[Dataset entries]

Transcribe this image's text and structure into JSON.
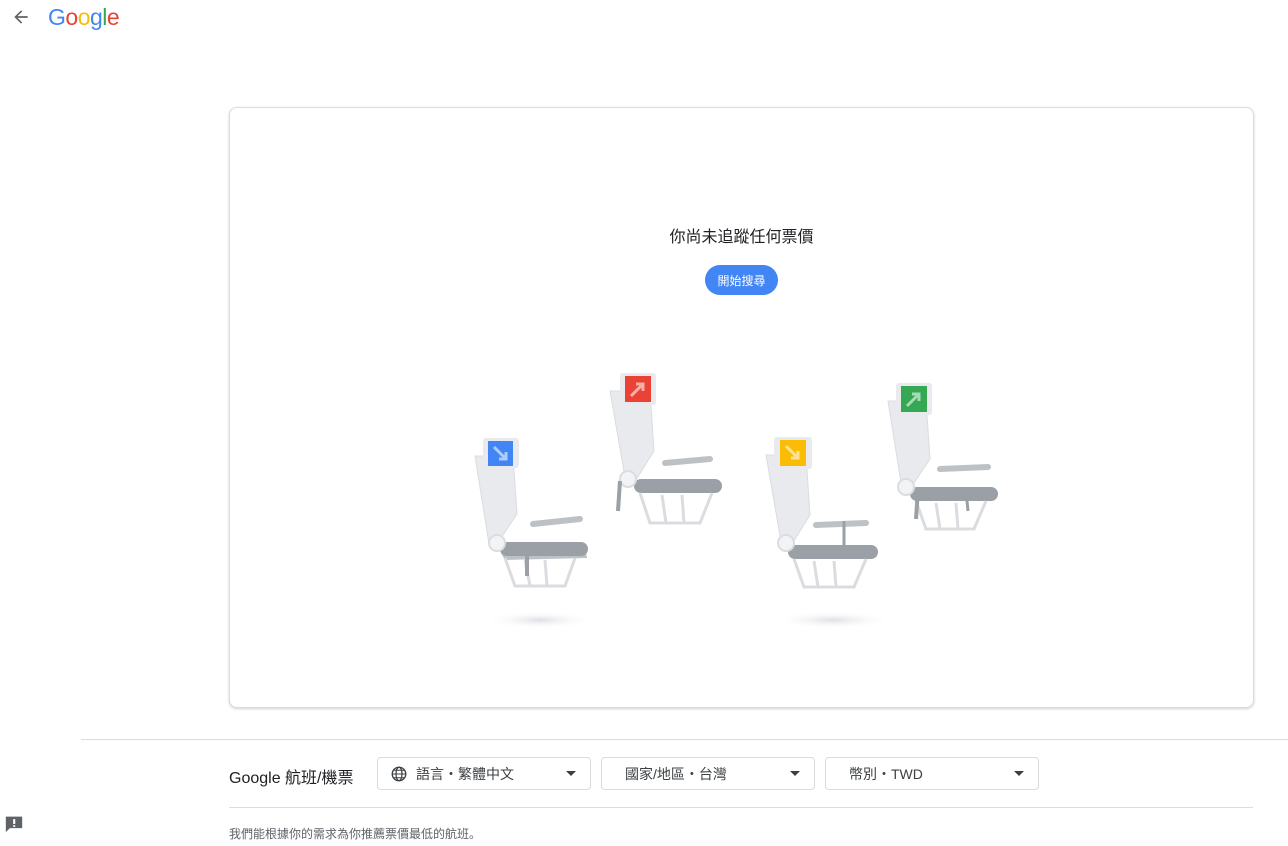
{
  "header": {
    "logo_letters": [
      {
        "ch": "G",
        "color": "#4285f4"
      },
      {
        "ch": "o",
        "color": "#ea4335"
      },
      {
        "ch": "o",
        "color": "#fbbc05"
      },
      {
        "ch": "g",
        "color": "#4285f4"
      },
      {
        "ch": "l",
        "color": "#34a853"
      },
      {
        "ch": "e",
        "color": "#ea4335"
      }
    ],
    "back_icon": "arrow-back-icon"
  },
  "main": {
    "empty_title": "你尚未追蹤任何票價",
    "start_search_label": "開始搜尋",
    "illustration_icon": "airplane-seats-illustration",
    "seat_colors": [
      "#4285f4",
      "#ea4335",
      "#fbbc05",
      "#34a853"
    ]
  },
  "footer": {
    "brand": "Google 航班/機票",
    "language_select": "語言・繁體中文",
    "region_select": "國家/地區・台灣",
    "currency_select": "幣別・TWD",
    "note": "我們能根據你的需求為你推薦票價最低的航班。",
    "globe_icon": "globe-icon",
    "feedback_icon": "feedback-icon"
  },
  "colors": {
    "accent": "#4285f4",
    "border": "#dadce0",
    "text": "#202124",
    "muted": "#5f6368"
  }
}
...
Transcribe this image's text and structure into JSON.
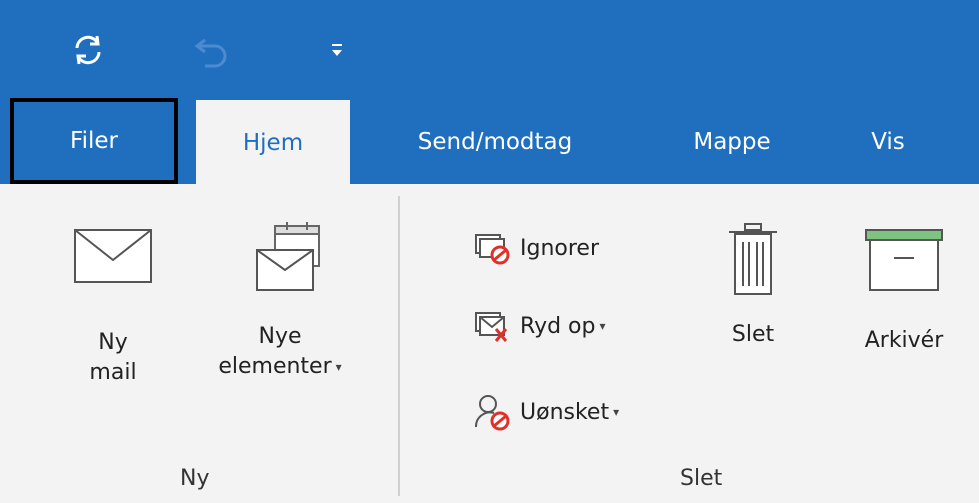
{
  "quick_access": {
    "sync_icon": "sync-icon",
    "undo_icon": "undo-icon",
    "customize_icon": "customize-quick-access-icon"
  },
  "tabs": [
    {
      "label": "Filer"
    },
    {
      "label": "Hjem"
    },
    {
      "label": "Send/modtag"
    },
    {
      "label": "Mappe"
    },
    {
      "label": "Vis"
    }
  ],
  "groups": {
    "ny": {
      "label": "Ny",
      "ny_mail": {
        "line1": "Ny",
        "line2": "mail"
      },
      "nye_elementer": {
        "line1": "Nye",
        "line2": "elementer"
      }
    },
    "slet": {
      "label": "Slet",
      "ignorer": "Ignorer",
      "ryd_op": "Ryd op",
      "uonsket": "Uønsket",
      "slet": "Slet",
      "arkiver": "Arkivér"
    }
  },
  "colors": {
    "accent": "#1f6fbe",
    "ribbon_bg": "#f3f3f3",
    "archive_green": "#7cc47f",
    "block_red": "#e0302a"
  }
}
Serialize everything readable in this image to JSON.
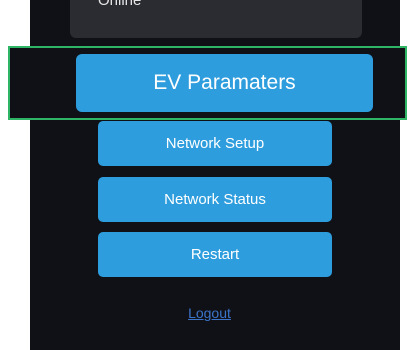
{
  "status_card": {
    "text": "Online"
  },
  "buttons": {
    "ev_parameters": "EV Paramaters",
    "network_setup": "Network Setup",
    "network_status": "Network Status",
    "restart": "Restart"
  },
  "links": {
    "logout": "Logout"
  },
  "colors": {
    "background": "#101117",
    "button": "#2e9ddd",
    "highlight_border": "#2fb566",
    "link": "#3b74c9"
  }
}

■ **WHAT THIS TASK INVOLVES**
Extract all lines from the material above that include the word "text".

■ **FINAL RESULT**
Transcribe this image's text and structure into JSON.
    "text": "#202124",
Transcribe this image's text and structure into JSON.
    "text": "Online"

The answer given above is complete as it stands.